• _Written problem_
Read the listing below and copy out every line that holds "structured".

• _Data listing_
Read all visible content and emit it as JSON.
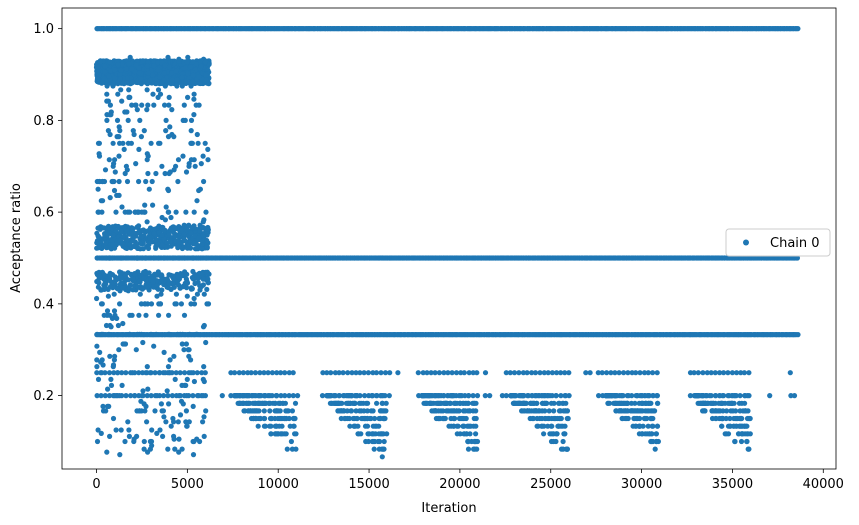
{
  "chart_data": {
    "type": "scatter",
    "title": "",
    "xlabel": "Iteration",
    "ylabel": "Acceptance ratio",
    "xlim": [
      -1900,
      40700
    ],
    "ylim": [
      0.04,
      1.045
    ],
    "xticks": [
      0,
      5000,
      10000,
      15000,
      20000,
      25000,
      30000,
      35000,
      40000
    ],
    "xtick_labels": [
      "0",
      "5000",
      "10000",
      "15000",
      "20000",
      "25000",
      "30000",
      "35000",
      "40000"
    ],
    "yticks": [
      0.2,
      0.4,
      0.6,
      0.8,
      1.0
    ],
    "ytick_labels": [
      "0.2",
      "0.4",
      "0.6",
      "0.8",
      "1.0"
    ],
    "grid": false,
    "legend_position": "center-right",
    "marker_color": "#1f77b4",
    "series": [
      {
        "name": "Chain 0",
        "bands": [
          {
            "y": 1.0,
            "x_start": 0,
            "x_end": 38600,
            "density": "dense"
          },
          {
            "y": 0.5,
            "x_start": 0,
            "x_end": 38600,
            "density": "dense"
          },
          {
            "y": 0.333,
            "x_start": 0,
            "x_end": 38600,
            "density": "dense"
          },
          {
            "y": 0.25,
            "x_start": 0,
            "x_end": 38600,
            "density": "medium"
          },
          {
            "y": 0.2,
            "x_start": 0,
            "x_end": 38600,
            "density": "medium"
          }
        ],
        "early_region": {
          "x_start": 0,
          "x_end": 6200,
          "y_min": 0.07,
          "y_max": 0.94
        },
        "dips": [
          {
            "x_start": 7600,
            "x_end": 11000,
            "y_min": 0.065
          },
          {
            "x_start": 12700,
            "x_end": 16000,
            "y_min": 0.06
          },
          {
            "x_start": 17900,
            "x_end": 21000,
            "y_min": 0.07
          },
          {
            "x_start": 22800,
            "x_end": 26000,
            "y_min": 0.07
          },
          {
            "x_start": 28000,
            "x_end": 31000,
            "y_min": 0.075
          },
          {
            "x_start": 32900,
            "x_end": 36000,
            "y_min": 0.075
          }
        ]
      }
    ]
  }
}
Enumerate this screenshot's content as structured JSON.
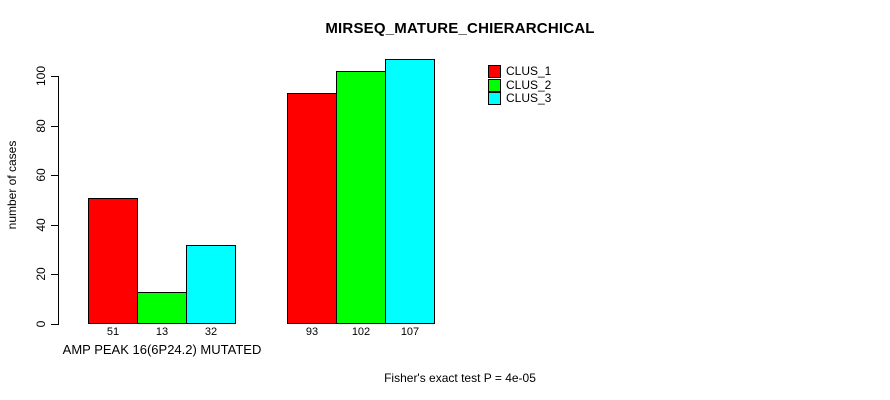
{
  "chart_data": {
    "type": "bar",
    "title": "MIRSEQ_MATURE_CHIERARCHICAL",
    "ylabel": "number of cases",
    "xlabel": "",
    "ylim": [
      0,
      100
    ],
    "yticks": [
      0,
      20,
      40,
      60,
      80,
      100
    ],
    "grid": false,
    "legend_position": "top-right",
    "bar_border": "#000000",
    "axis_color": "#000000",
    "categories": [
      "AMP PEAK 16(6P24.2) MUTATED",
      ""
    ],
    "series": [
      {
        "name": "CLUS_1",
        "color": "#ff0000",
        "values": [
          51,
          93
        ]
      },
      {
        "name": "CLUS_2",
        "color": "#00ff00",
        "values": [
          13,
          102
        ]
      },
      {
        "name": "CLUS_3",
        "color": "#00ffff",
        "values": [
          32,
          107
        ]
      }
    ],
    "bar_value_labels": [
      [
        "51",
        "13",
        "32"
      ],
      [
        "93",
        "102",
        "107"
      ]
    ],
    "annotation": "Fisher's exact test P = 4e-05"
  }
}
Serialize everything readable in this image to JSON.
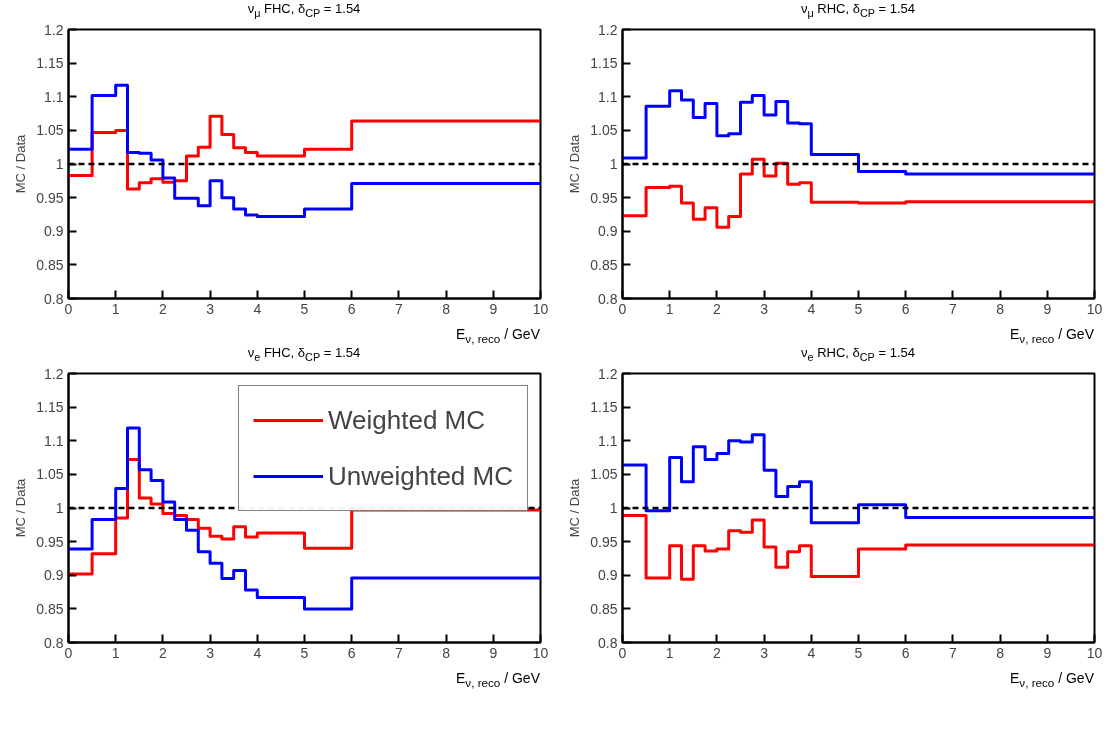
{
  "chart_data": [
    {
      "type": "histogram",
      "title": "ν$_{μ}$ FHC, δ$_{CP}$ = 1.54",
      "xlabel": "E$_{ν, reco}$ / GeV",
      "ylabel": "MC / Data",
      "bins": [
        0,
        0.5,
        1,
        1.25,
        1.5,
        1.75,
        2,
        2.25,
        2.5,
        2.75,
        3,
        3.25,
        3.5,
        3.75,
        4,
        5,
        6,
        10
      ],
      "xlim": [
        0,
        10
      ],
      "xticks": [
        0,
        1,
        2,
        3,
        4,
        5,
        6,
        7,
        8,
        9,
        10
      ],
      "ylim": [
        0.8,
        1.2
      ],
      "yticks": [
        0.8,
        0.85,
        0.9,
        0.95,
        1,
        1.05,
        1.1,
        1.15,
        1.2
      ],
      "series": [
        {
          "color": "#ff0000",
          "values": [
            0.983,
            1.047,
            1.05,
            0.963,
            0.972,
            0.978,
            0.973,
            0.975,
            1.012,
            1.025,
            1.071,
            1.044,
            1.024,
            1.017,
            1.012,
            1.022,
            1.064
          ]
        },
        {
          "color": "#0000ff",
          "values": [
            1.022,
            1.102,
            1.117,
            1.017,
            1.016,
            1.006,
            0.979,
            0.949,
            0.949,
            0.938,
            0.975,
            0.95,
            0.933,
            0.924,
            0.922,
            0.933,
            0.971
          ]
        }
      ],
      "ref_lines": [
        {
          "axis": "y",
          "value": 1,
          "color": "#000000",
          "line_style": "dashed"
        }
      ]
    },
    {
      "type": "histogram",
      "title": "ν$_{μ}$ RHC, δ$_{CP}$ = 1.54",
      "xlabel": "E$_{ν, reco}$ / GeV",
      "ylabel": "MC / Data",
      "bins": [
        0,
        0.5,
        1,
        1.25,
        1.5,
        1.75,
        2,
        2.25,
        2.5,
        2.75,
        3,
        3.25,
        3.5,
        3.75,
        4,
        5,
        6,
        10
      ],
      "xlim": [
        0,
        10
      ],
      "xticks": [
        0,
        1,
        2,
        3,
        4,
        5,
        6,
        7,
        8,
        9,
        10
      ],
      "ylim": [
        0.8,
        1.2
      ],
      "yticks": [
        0.8,
        0.85,
        0.9,
        0.95,
        1,
        1.05,
        1.1,
        1.15,
        1.2
      ],
      "series": [
        {
          "color": "#ff0000",
          "values": [
            0.923,
            0.965,
            0.967,
            0.942,
            0.918,
            0.935,
            0.906,
            0.922,
            0.985,
            1.007,
            0.982,
            1.001,
            0.97,
            0.972,
            0.943,
            0.942,
            0.944
          ]
        },
        {
          "color": "#0000ff",
          "values": [
            1.009,
            1.086,
            1.109,
            1.095,
            1.069,
            1.09,
            1.042,
            1.045,
            1.092,
            1.102,
            1.073,
            1.093,
            1.061,
            1.06,
            1.014,
            0.989,
            0.985
          ]
        }
      ],
      "ref_lines": [
        {
          "axis": "y",
          "value": 1,
          "color": "#000000",
          "line_style": "dashed"
        }
      ]
    },
    {
      "type": "histogram",
      "title": "ν$_{e}$ FHC, δ$_{CP}$ = 1.54",
      "xlabel": "E$_{ν, reco}$ / GeV",
      "ylabel": "MC / Data",
      "bins": [
        0,
        0.5,
        1,
        1.25,
        1.5,
        1.75,
        2,
        2.25,
        2.5,
        2.75,
        3,
        3.25,
        3.5,
        3.75,
        4,
        5,
        6,
        10
      ],
      "xlim": [
        0,
        10
      ],
      "xticks": [
        0,
        1,
        2,
        3,
        4,
        5,
        6,
        7,
        8,
        9,
        10
      ],
      "ylim": [
        0.8,
        1.2
      ],
      "yticks": [
        0.8,
        0.85,
        0.9,
        0.95,
        1,
        1.05,
        1.1,
        1.15,
        1.2
      ],
      "legend": "top right",
      "series": [
        {
          "name": "Weighted MC",
          "color": "#ff0000",
          "values": [
            0.902,
            0.932,
            0.985,
            1.072,
            1.015,
            1.006,
            0.992,
            0.989,
            0.983,
            0.97,
            0.958,
            0.954,
            0.972,
            0.957,
            0.963,
            0.94,
            0.997
          ]
        },
        {
          "name": "Unweighted MC",
          "color": "#0000ff",
          "values": [
            0.939,
            0.983,
            1.029,
            1.119,
            1.057,
            1.041,
            1.009,
            0.983,
            0.967,
            0.935,
            0.918,
            0.895,
            0.907,
            0.878,
            0.867,
            0.85,
            0.896
          ]
        }
      ],
      "ref_lines": [
        {
          "axis": "y",
          "value": 1,
          "color": "#000000",
          "line_style": "dashed"
        }
      ]
    },
    {
      "type": "histogram",
      "title": "ν$_{e}$ RHC, δ$_{CP}$ = 1.54",
      "xlabel": "E$_{ν, reco}$ / GeV",
      "ylabel": "MC / Data",
      "bins": [
        0,
        0.5,
        1,
        1.25,
        1.5,
        1.75,
        2,
        2.25,
        2.5,
        2.75,
        3,
        3.25,
        3.5,
        3.75,
        4,
        5,
        6,
        10
      ],
      "xlim": [
        0,
        10
      ],
      "xticks": [
        0,
        1,
        2,
        3,
        4,
        5,
        6,
        7,
        8,
        9,
        10
      ],
      "ylim": [
        0.8,
        1.2
      ],
      "yticks": [
        0.8,
        0.85,
        0.9,
        0.95,
        1,
        1.05,
        1.1,
        1.15,
        1.2
      ],
      "series": [
        {
          "color": "#ff0000",
          "values": [
            0.989,
            0.896,
            0.944,
            0.894,
            0.944,
            0.936,
            0.939,
            0.966,
            0.964,
            0.982,
            0.942,
            0.912,
            0.935,
            0.944,
            0.898,
            0.939,
            0.945
          ]
        },
        {
          "color": "#0000ff",
          "values": [
            1.064,
            0.996,
            1.075,
            1.039,
            1.091,
            1.072,
            1.081,
            1.1,
            1.098,
            1.109,
            1.056,
            1.017,
            1.032,
            1.039,
            0.978,
            1.005,
            0.986
          ]
        }
      ],
      "ref_lines": [
        {
          "axis": "y",
          "value": 1,
          "color": "#000000",
          "line_style": "dashed"
        }
      ]
    }
  ]
}
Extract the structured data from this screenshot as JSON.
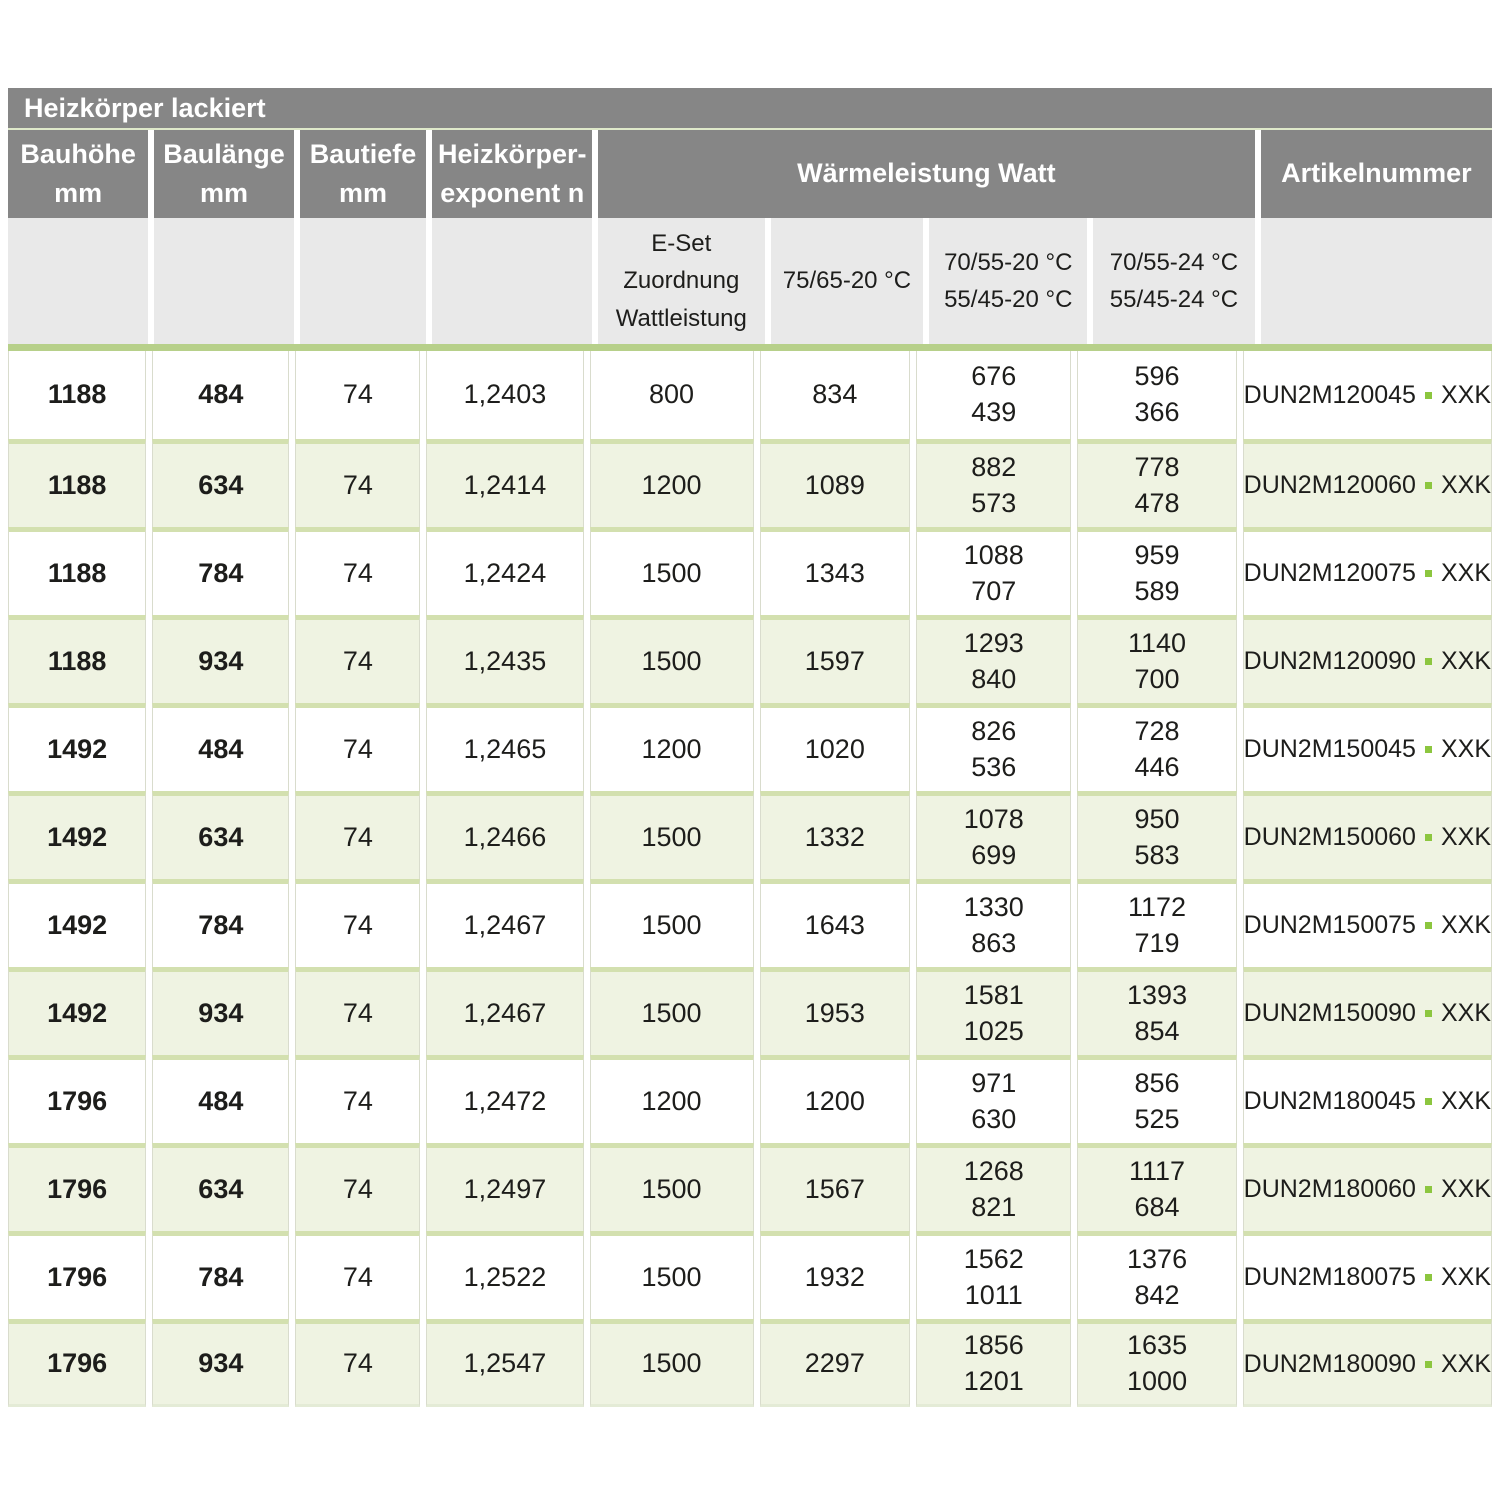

• _Written solution_
Enumerate this screenshot's content as structured JSON.
Extract the structured data from this screenshot as JSON.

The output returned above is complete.